Locate all lines in the data below that hold "Administrator" and show them.

────────────────

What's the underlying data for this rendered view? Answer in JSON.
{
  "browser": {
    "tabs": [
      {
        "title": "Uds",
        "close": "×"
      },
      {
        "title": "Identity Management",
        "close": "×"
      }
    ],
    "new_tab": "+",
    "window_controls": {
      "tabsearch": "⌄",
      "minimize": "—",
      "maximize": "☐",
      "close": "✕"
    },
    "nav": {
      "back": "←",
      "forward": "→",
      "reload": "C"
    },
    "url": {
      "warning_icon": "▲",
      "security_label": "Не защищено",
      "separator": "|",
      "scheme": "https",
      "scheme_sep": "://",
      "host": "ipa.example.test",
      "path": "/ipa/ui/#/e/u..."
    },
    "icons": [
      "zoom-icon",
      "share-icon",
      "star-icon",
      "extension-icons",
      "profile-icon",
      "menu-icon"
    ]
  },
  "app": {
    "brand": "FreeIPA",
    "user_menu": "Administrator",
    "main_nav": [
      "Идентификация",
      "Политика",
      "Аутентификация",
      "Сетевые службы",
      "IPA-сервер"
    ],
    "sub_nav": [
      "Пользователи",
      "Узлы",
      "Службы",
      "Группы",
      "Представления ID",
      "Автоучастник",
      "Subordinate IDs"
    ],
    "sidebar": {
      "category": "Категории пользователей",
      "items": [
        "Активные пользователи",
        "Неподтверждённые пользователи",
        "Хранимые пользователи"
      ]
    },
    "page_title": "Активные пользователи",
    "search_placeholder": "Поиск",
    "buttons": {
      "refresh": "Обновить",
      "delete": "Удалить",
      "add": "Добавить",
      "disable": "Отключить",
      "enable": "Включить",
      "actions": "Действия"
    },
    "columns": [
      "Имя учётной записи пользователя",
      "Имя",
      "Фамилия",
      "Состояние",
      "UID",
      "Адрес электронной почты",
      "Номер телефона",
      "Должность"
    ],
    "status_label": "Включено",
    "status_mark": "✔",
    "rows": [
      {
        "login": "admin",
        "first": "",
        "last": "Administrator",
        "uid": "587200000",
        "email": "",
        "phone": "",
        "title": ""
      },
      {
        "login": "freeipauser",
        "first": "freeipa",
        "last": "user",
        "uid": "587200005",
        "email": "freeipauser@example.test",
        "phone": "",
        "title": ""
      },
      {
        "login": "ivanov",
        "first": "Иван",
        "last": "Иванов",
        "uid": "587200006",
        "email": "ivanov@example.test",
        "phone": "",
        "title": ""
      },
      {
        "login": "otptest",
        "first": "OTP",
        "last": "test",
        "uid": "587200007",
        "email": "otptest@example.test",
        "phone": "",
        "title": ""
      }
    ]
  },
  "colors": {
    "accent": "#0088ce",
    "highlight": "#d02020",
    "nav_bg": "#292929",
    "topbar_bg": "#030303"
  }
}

────────────────

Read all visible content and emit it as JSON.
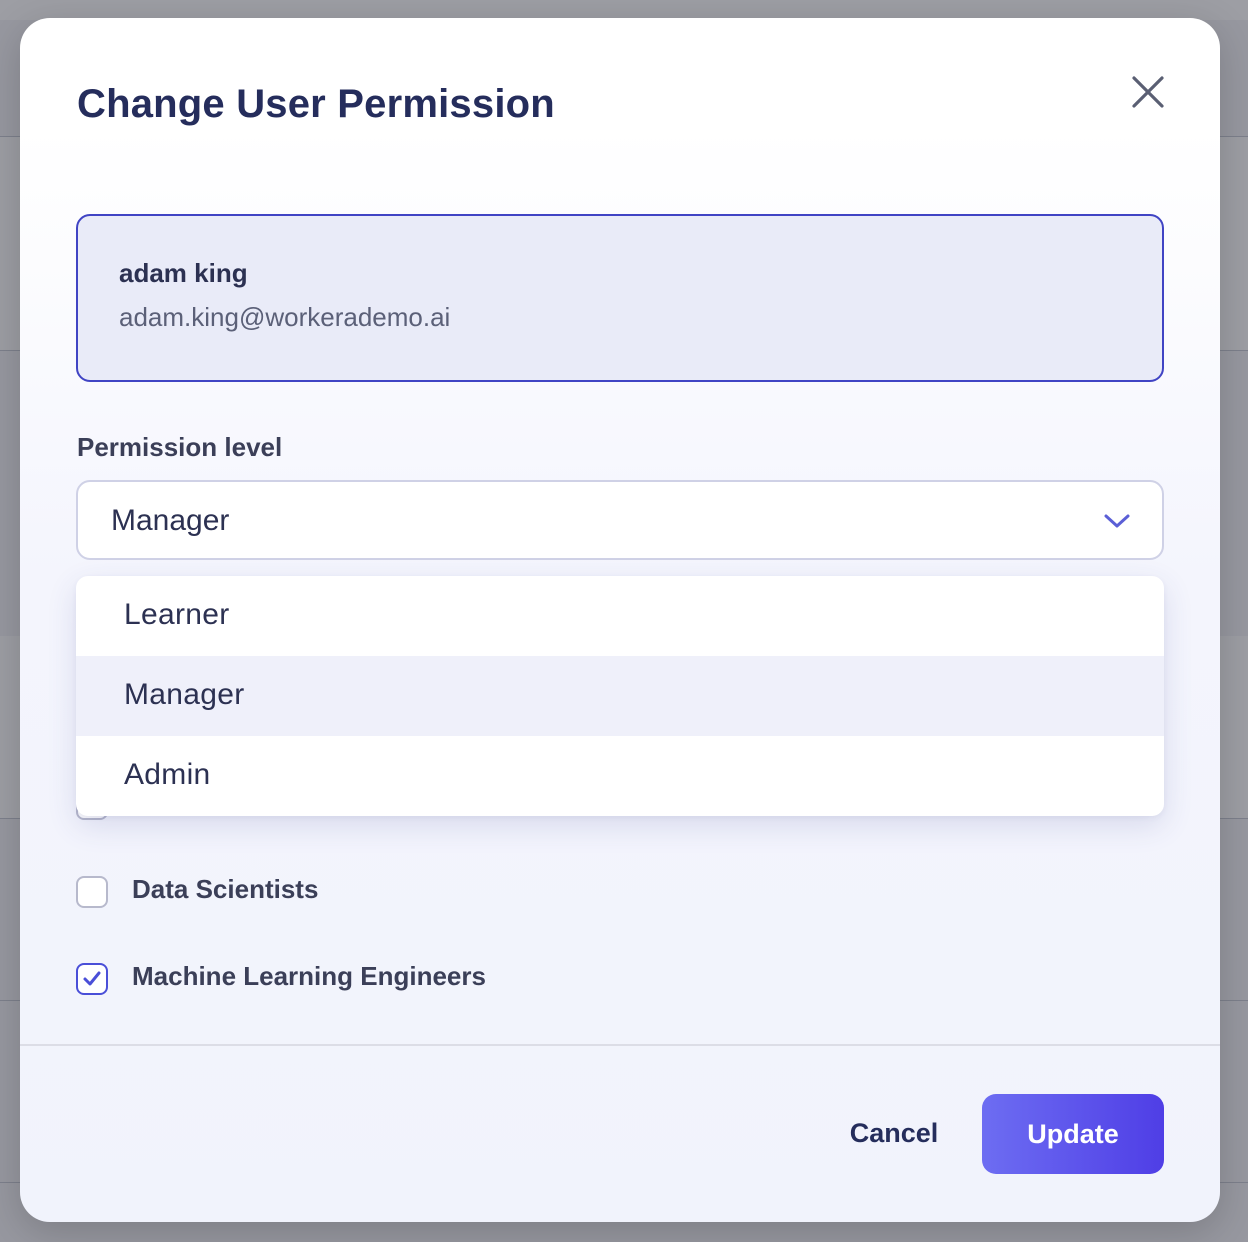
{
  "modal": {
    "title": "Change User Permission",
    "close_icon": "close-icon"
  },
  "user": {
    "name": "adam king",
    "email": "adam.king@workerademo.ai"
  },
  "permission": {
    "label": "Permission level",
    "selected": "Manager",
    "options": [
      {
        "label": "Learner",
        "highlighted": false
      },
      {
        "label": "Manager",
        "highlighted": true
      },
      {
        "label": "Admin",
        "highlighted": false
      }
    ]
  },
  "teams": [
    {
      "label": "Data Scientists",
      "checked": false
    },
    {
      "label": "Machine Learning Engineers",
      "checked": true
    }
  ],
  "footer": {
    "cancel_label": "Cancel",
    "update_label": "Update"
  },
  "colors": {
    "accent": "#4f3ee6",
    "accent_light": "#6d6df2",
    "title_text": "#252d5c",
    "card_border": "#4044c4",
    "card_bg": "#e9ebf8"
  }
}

────────────────

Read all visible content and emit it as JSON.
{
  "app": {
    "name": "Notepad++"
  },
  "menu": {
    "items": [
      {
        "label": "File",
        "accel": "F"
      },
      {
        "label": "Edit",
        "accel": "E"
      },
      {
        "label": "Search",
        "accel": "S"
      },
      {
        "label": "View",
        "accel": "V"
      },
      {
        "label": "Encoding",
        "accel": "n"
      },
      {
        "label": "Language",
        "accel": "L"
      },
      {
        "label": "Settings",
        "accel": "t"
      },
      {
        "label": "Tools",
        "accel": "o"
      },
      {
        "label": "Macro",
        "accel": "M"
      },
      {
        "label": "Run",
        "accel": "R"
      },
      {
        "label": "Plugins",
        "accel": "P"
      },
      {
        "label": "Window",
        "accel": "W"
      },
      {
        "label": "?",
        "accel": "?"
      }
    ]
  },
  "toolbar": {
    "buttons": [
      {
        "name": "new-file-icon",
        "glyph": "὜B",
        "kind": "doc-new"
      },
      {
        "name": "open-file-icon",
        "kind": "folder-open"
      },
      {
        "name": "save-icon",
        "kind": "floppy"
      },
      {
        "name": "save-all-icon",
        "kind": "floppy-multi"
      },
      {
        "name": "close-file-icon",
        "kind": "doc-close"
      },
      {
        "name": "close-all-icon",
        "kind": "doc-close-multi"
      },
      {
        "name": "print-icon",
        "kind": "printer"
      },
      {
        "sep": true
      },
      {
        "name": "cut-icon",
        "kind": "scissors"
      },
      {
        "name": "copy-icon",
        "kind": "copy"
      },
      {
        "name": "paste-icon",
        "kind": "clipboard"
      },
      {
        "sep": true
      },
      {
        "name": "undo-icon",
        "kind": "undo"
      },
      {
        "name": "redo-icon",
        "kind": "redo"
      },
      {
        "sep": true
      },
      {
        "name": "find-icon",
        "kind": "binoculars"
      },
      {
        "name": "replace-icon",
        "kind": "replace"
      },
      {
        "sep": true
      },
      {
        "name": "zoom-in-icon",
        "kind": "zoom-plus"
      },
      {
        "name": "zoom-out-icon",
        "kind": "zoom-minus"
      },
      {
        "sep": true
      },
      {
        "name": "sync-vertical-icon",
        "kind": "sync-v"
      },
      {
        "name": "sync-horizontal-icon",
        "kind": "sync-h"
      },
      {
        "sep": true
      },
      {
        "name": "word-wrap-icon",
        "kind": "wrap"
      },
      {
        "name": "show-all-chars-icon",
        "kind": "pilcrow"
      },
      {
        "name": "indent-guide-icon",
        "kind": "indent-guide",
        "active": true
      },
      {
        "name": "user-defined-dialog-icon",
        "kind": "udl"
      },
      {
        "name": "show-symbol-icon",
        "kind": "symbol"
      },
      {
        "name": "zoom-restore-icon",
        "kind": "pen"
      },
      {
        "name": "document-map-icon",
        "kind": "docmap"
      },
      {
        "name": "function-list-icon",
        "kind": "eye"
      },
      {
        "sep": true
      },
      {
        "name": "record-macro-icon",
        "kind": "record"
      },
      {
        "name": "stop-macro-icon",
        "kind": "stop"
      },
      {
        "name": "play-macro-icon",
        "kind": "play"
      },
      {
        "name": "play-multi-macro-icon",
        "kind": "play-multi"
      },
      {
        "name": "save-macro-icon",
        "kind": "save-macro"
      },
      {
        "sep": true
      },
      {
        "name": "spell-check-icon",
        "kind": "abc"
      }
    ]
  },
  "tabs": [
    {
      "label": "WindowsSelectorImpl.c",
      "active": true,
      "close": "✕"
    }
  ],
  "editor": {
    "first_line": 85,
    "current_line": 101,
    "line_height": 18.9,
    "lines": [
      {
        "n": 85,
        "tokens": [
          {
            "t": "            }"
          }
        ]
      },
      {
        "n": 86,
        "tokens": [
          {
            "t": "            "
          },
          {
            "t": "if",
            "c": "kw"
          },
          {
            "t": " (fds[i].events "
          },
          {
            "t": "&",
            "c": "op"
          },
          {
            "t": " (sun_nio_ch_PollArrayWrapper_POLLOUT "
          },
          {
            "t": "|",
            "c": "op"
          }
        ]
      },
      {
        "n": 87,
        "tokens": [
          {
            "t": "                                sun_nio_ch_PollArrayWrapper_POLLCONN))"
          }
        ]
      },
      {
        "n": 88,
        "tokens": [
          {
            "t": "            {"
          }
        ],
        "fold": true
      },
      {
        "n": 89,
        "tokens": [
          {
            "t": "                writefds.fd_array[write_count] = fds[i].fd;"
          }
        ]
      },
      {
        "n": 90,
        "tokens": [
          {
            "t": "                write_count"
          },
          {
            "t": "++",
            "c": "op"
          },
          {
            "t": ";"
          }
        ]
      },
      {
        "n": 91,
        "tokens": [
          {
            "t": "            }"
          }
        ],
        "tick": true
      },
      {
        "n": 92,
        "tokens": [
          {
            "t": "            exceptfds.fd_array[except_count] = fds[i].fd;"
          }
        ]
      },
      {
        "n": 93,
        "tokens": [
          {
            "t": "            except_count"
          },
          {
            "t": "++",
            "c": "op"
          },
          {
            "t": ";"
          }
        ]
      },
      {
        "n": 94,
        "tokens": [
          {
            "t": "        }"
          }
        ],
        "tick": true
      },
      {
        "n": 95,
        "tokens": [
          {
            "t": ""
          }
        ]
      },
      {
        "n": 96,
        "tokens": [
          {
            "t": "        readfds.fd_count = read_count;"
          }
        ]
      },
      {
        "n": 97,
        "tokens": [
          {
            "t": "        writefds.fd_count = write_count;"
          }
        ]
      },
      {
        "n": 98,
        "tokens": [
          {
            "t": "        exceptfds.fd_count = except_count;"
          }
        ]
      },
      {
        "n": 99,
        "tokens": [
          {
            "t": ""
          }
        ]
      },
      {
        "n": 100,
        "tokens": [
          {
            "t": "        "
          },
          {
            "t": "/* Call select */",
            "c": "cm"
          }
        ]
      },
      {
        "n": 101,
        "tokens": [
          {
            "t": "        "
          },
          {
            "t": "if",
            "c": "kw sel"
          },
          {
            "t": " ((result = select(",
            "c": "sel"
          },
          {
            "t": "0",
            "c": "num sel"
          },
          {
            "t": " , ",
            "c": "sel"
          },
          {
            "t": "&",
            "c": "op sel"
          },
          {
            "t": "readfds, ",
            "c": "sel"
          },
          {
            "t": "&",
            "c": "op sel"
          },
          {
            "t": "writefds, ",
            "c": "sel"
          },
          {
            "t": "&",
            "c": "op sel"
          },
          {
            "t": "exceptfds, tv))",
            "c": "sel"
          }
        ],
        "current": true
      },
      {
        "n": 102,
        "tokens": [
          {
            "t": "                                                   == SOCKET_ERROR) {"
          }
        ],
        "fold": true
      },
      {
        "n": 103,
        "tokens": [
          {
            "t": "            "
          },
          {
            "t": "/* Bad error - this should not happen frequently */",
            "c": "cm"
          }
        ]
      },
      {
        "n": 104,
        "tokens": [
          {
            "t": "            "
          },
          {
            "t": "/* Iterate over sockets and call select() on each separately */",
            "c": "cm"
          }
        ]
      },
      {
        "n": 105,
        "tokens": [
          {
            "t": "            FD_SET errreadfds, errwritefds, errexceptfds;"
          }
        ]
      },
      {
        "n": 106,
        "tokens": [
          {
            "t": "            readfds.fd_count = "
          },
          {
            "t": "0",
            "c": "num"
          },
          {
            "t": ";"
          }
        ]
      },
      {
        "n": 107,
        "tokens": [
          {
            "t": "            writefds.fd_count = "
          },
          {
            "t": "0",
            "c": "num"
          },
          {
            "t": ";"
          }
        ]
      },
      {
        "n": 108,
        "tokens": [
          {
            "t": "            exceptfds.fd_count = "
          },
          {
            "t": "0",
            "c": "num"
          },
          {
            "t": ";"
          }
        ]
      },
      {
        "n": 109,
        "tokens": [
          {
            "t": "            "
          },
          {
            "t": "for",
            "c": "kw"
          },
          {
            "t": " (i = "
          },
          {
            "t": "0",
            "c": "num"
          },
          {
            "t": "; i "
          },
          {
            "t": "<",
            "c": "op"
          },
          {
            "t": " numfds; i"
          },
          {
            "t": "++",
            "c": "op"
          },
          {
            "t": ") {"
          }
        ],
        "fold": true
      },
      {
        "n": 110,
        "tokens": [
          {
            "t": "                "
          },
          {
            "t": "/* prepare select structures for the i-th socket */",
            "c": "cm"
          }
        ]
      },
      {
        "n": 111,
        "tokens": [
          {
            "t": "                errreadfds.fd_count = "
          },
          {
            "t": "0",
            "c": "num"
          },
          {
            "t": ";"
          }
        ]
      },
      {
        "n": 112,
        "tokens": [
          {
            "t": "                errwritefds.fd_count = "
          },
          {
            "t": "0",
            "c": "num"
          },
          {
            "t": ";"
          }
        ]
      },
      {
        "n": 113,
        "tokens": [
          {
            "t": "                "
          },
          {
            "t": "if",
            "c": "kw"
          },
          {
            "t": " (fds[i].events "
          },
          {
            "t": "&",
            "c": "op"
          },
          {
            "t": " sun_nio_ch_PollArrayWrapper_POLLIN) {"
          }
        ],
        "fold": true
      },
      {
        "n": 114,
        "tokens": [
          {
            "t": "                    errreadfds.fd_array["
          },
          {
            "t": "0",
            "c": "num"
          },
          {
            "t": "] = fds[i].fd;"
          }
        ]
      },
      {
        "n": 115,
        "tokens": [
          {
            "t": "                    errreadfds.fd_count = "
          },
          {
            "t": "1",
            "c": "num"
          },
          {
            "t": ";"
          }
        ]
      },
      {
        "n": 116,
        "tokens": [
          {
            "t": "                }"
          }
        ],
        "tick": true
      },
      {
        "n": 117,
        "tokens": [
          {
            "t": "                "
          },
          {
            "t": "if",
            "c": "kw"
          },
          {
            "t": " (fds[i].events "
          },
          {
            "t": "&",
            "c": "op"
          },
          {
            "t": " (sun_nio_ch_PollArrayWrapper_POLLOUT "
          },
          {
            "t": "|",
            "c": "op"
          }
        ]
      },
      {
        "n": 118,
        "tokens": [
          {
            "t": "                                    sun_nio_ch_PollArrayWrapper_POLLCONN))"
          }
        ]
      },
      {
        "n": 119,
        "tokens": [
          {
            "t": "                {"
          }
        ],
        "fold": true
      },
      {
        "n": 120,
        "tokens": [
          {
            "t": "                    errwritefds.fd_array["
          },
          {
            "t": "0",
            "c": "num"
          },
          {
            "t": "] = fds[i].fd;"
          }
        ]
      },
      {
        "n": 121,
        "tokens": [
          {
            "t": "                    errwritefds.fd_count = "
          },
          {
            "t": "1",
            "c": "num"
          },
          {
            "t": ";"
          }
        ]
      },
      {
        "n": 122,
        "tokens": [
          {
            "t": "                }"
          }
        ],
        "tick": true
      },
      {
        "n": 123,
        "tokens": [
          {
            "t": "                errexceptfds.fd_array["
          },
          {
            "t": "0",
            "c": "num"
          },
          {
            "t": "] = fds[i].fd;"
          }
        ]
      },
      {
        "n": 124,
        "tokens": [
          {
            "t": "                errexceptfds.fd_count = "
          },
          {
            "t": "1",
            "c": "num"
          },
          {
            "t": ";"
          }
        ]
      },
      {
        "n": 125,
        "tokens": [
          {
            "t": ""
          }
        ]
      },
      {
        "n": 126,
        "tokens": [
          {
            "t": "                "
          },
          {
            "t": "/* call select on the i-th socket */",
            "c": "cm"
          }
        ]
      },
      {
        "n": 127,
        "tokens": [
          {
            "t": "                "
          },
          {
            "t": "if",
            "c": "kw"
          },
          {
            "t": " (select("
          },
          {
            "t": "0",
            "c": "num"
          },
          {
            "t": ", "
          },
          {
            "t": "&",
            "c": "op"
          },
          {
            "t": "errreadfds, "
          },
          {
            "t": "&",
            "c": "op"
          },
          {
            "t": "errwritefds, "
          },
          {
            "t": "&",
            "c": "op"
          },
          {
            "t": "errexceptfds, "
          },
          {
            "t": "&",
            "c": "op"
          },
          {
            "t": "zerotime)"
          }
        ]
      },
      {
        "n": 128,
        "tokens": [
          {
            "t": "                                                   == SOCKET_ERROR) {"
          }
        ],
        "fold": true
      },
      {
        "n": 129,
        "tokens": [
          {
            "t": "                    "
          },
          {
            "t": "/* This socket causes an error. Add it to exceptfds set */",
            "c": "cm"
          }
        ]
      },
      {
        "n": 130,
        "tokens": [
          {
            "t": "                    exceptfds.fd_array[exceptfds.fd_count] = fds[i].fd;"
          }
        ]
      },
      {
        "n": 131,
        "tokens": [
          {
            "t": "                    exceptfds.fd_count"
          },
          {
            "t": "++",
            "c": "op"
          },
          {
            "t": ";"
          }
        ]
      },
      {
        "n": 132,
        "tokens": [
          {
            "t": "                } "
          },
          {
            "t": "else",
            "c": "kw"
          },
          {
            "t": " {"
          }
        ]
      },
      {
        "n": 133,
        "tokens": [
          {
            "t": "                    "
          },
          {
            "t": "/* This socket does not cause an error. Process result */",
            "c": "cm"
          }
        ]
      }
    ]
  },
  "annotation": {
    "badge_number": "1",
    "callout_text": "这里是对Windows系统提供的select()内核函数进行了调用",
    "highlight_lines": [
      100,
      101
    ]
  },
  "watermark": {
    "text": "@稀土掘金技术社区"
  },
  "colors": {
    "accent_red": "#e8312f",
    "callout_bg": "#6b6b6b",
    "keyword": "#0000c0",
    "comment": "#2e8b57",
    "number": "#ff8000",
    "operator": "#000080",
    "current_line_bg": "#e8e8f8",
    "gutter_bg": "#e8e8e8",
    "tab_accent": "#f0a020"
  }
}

────────────────

> [Final result]
    "user_menu": "Administrator",
        "last": "Administrator",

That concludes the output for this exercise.